** SET TASK **
Where a line contains the string "Order", copy that line.

** PROVIDED RECORDS **

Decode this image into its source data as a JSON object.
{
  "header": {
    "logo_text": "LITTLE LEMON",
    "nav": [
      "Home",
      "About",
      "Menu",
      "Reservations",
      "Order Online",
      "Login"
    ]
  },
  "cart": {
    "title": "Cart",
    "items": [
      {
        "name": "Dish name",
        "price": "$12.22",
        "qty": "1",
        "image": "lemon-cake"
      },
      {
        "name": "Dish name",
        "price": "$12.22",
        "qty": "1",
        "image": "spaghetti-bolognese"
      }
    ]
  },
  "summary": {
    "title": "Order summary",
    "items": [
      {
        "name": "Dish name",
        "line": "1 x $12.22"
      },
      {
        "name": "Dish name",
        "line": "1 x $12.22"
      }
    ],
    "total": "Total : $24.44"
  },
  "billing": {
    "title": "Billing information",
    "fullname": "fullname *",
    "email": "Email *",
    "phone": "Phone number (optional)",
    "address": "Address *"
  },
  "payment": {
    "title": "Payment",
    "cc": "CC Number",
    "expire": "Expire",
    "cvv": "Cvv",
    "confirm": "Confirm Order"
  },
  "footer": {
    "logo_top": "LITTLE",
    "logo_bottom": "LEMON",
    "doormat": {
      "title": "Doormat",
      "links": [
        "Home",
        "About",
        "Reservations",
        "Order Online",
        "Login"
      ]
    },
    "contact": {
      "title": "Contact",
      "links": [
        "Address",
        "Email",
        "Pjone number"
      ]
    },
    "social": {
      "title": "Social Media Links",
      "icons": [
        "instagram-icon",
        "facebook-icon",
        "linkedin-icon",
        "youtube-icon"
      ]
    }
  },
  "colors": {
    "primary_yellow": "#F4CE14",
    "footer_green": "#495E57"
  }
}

** RESPONSE TO THIS TASK **
      "Order Online",
    "title": "Order summary",
    "confirm": "Confirm Order"
        "Order Online",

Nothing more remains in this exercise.